#### DIRECTIVE
Each entry must be reproduced precisely as it stands.

Stored entries
###
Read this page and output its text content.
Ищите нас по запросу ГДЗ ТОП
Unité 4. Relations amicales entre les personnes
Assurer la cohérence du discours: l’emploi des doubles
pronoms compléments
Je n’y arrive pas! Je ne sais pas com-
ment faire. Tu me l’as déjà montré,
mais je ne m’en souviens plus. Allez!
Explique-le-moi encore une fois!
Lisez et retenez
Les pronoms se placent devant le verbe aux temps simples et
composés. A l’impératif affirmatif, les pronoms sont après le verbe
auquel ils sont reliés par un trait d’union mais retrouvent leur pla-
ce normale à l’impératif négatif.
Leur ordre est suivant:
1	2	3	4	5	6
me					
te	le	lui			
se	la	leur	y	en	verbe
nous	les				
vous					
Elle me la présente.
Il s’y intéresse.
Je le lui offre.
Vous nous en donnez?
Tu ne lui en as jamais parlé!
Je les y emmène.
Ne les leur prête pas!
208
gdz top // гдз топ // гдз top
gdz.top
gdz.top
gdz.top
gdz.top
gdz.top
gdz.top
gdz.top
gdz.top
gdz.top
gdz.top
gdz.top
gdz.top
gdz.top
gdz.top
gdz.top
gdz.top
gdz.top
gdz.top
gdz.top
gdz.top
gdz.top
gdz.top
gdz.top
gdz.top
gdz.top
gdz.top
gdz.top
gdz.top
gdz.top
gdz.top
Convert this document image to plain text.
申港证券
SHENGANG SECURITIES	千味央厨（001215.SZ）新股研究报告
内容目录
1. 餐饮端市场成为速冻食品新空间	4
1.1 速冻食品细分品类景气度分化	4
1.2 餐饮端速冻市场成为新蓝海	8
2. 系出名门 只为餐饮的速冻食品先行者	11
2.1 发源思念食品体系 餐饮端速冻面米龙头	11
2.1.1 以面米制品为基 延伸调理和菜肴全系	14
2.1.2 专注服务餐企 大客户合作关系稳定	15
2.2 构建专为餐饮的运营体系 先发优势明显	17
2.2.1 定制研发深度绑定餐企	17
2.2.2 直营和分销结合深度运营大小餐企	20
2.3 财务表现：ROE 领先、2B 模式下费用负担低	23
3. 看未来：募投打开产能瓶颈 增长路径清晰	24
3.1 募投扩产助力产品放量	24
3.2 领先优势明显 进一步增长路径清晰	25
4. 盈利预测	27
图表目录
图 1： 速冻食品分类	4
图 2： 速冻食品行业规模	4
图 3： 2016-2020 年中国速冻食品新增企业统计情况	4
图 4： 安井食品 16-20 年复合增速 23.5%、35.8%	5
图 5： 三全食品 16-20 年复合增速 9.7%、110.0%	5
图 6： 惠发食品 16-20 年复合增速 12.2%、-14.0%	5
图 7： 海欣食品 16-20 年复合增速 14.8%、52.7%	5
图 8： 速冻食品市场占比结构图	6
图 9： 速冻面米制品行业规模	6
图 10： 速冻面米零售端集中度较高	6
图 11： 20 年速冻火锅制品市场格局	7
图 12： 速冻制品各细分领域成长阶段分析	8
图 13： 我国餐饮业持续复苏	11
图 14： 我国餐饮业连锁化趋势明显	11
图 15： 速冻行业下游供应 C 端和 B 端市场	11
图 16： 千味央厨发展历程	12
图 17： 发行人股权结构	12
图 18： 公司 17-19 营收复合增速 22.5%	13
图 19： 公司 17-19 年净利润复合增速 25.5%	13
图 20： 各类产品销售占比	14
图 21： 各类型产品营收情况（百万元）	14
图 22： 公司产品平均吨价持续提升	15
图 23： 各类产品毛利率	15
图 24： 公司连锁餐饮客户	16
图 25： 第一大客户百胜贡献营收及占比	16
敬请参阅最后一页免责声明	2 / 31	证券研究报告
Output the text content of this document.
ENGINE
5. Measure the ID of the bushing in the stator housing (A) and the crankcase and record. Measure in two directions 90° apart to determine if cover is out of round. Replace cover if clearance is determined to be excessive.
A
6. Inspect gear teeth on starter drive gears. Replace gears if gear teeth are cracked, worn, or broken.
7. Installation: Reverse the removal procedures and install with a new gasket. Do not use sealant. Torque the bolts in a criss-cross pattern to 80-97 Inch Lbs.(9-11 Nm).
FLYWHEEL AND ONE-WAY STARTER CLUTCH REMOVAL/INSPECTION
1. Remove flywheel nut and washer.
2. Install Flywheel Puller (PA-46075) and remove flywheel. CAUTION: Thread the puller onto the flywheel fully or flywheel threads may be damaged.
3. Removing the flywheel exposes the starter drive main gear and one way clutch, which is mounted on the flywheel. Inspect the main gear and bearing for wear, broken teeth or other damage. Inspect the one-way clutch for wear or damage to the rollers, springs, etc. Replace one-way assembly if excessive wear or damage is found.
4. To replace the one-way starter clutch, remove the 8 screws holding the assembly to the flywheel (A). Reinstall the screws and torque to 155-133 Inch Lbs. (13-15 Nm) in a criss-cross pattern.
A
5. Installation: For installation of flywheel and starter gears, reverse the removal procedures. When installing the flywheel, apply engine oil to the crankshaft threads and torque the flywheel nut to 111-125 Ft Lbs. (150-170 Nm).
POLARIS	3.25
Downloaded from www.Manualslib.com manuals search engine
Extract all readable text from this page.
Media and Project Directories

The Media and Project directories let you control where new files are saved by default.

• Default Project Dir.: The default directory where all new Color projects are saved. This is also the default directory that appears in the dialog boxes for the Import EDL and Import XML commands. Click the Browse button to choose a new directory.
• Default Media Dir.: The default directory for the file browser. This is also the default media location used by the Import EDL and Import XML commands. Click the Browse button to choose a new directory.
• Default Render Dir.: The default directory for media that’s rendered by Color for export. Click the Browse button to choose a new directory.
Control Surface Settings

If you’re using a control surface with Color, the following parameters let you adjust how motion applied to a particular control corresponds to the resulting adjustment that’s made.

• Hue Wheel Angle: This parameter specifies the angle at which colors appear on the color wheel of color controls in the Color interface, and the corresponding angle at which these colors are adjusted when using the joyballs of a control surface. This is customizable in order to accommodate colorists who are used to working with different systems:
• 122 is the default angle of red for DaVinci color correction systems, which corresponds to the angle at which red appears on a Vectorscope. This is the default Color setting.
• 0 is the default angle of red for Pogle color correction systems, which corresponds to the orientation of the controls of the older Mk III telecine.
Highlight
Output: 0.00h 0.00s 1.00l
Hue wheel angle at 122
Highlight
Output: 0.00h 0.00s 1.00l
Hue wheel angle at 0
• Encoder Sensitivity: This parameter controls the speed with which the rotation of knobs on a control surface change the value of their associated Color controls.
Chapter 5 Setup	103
###
#### WRITTEN REPLY
Read this page and output its text content.
Ищите нас по запросу ГДЗ ТОП
Unité 4. Relations amicales entre les personnes
Assurer la cohérence du discours: l’emploi des doubles
pronoms compléments
Je n’y arrive pas! Je ne sais pas com-
ment faire. Tu me l’as déjà montré,
mais je ne m’en souviens plus. Allez!
Explique-le-moi encore une fois!
Lisez et retenez
Les pronoms se placent devant le verbe aux temps simples et
composés. A l’impératif affirmatif, les pronoms sont après le verbe
auquel ils sont reliés par un trait d’union mais retrouvent leur pla-
ce normale à l’impératif négatif.
Leur ordre est suivant:
1	2	3	4	5	6
me					
te	le	lui			
se	la	leur	y	en	verbe
nous	les				
vous					
Elle me la présente.
Il s’y intéresse.
Je le lui offre.
Vous nous en donnez?
Tu ne lui en as jamais parlé!
Je les y emmène.
Ne les leur prête pas!
208
gdz top // гдз топ // гдз top
gdz.top
gdz.top
gdz.top
gdz.top
gdz.top
gdz.top
gdz.top
gdz.top
gdz.top
gdz.top
gdz.top
gdz.top
gdz.top
gdz.top
gdz.top
gdz.top
gdz.top
gdz.top
gdz.top
gdz.top
gdz.top
gdz.top
gdz.top
gdz.top
gdz.top
gdz.top
gdz.top
gdz.top
gdz.top
gdz.top
Convert this document image to plain text.
申港证券
SHENGANG SECURITIES	千味央厨（001215.SZ）新股研究报告
内容目录
1. 餐饮端市场成为速冻食品新空间	4
1.1 速冻食品细分品类景气度分化	4
1.2 餐饮端速冻市场成为新蓝海	8
2. 系出名门 只为餐饮的速冻食品先行者	11
2.1 发源思念食品体系 餐饮端速冻面米龙头	11
2.1.1 以面米制品为基 延伸调理和菜肴全系	14
2.1.2 专注服务餐企 大客户合作关系稳定	15
2.2 构建专为餐饮的运营体系 先发优势明显	17
2.2.1 定制研发深度绑定餐企	17
2.2.2 直营和分销结合深度运营大小餐企	20
2.3 财务表现：ROE 领先、2B 模式下费用负担低	23
3. 看未来：募投打开产能瓶颈 增长路径清晰	24
3.1 募投扩产助力产品放量	24
3.2 领先优势明显 进一步增长路径清晰	25
4. 盈利预测	27
图表目录
图 1： 速冻食品分类	4
图 2： 速冻食品行业规模	4
图 3： 2016-2020 年中国速冻食品新增企业统计情况	4
图 4： 安井食品 16-20 年复合增速 23.5%、35.8%	5
图 5： 三全食品 16-20 年复合增速 9.7%、110.0%	5
图 6： 惠发食品 16-20 年复合增速 12.2%、-14.0%	5
图 7： 海欣食品 16-20 年复合增速 14.8%、52.7%	5
图 8： 速冻食品市场占比结构图	6
图 9： 速冻面米制品行业规模	6
图 10： 速冻面米零售端集中度较高	6
图 11： 20 年速冻火锅制品市场格局	7
图 12： 速冻制品各细分领域成长阶段分析	8
图 13： 我国餐饮业持续复苏	11
图 14： 我国餐饮业连锁化趋势明显	11
图 15： 速冻行业下游供应 C 端和 B 端市场	11
图 16： 千味央厨发展历程	12
图 17： 发行人股权结构	12
图 18： 公司 17-19 营收复合增速 22.5%	13
图 19： 公司 17-19 年净利润复合增速 25.5%	13
图 20： 各类产品销售占比	14
图 21： 各类型产品营收情况（百万元）	14
图 22： 公司产品平均吨价持续提升	15
图 23： 各类产品毛利率	15
图 24： 公司连锁餐饮客户	16
图 25： 第一大客户百胜贡献营收及占比	16
敬请参阅最后一页免责声明	2 / 31	证券研究报告
Output the text content of this document.
ENGINE
5. Measure the ID of the bushing in the stator housing (A) and the crankcase and record. Measure in two directions 90° apart to determine if cover is out of round. Replace cover if clearance is determined to be excessive.
A
6. Inspect gear teeth on starter drive gears. Replace gears if gear teeth are cracked, worn, or broken.
7. Installation: Reverse the removal procedures and install with a new gasket. Do not use sealant. Torque the bolts in a criss-cross pattern to 80-97 Inch Lbs.(9-11 Nm).
FLYWHEEL AND ONE-WAY STARTER CLUTCH REMOVAL/INSPECTION
1. Remove flywheel nut and washer.
2. Install Flywheel Puller (PA-46075) and remove flywheel. CAUTION: Thread the puller onto the flywheel fully or flywheel threads may be damaged.
3. Removing the flywheel exposes the starter drive main gear and one way clutch, which is mounted on the flywheel. Inspect the main gear and bearing for wear, broken teeth or other damage. Inspect the one-way clutch for wear or damage to the rollers, springs, etc. Replace one-way assembly if excessive wear or damage is found.
4. To replace the one-way starter clutch, remove the 8 screws holding the assembly to the flywheel (A). Reinstall the screws and torque to 155-133 Inch Lbs. (13-15 Nm) in a criss-cross pattern.
A
5. Installation: For installation of flywheel and starter gears, reverse the removal procedures. When installing the flywheel, apply engine oil to the crankshaft threads and torque the flywheel nut to 111-125 Ft Lbs. (150-170 Nm).
POLARIS	3.25
Downloaded from www.Manualslib.com manuals search engine
Extract all readable text from this page.
Media and Project Directories

The Media and Project directories let you control where new files are saved by default.

• Default Project Dir.: The default directory where all new Color projects are saved. This is also the default directory that appears in the dialog boxes for the Import EDL and Import XML commands. Click the Browse button to choose a new directory.
• Default Media Dir.: The default directory for the file browser. This is also the default media location used by the Import EDL and Import XML commands. Click the Browse button to choose a new directory.
• Default Render Dir.: The default directory for media that’s rendered by Color for export. Click the Browse button to choose a new directory.
Control Surface Settings

If you’re using a control surface with Color, the following parameters let you adjust how motion applied to a particular control corresponds to the resulting adjustment that’s made.

• Hue Wheel Angle: This parameter specifies the angle at which colors appear on the color wheel of color controls in the Color interface, and the corresponding angle at which these colors are adjusted when using the joyballs of a control surface. This is customizable in order to accommodate colorists who are used to working with different systems:
• 122 is the default angle of red for DaVinci color correction systems, which corresponds to the angle at which red appears on a Vectorscope. This is the default Color setting.
• 0 is the default angle of red for Pogle color correction systems, which corresponds to the orientation of the controls of the older Mk III telecine.
Highlight
Output: 0.00h 0.00s 1.00l
Hue wheel angle at 122
Highlight
Output: 0.00h 0.00s 1.00l
Hue wheel angle at 0
• Encoder Sensitivity: This parameter controls the speed with which the rotation of knobs on a control surface change the value of their associated Color controls.
Chapter 5 Setup	103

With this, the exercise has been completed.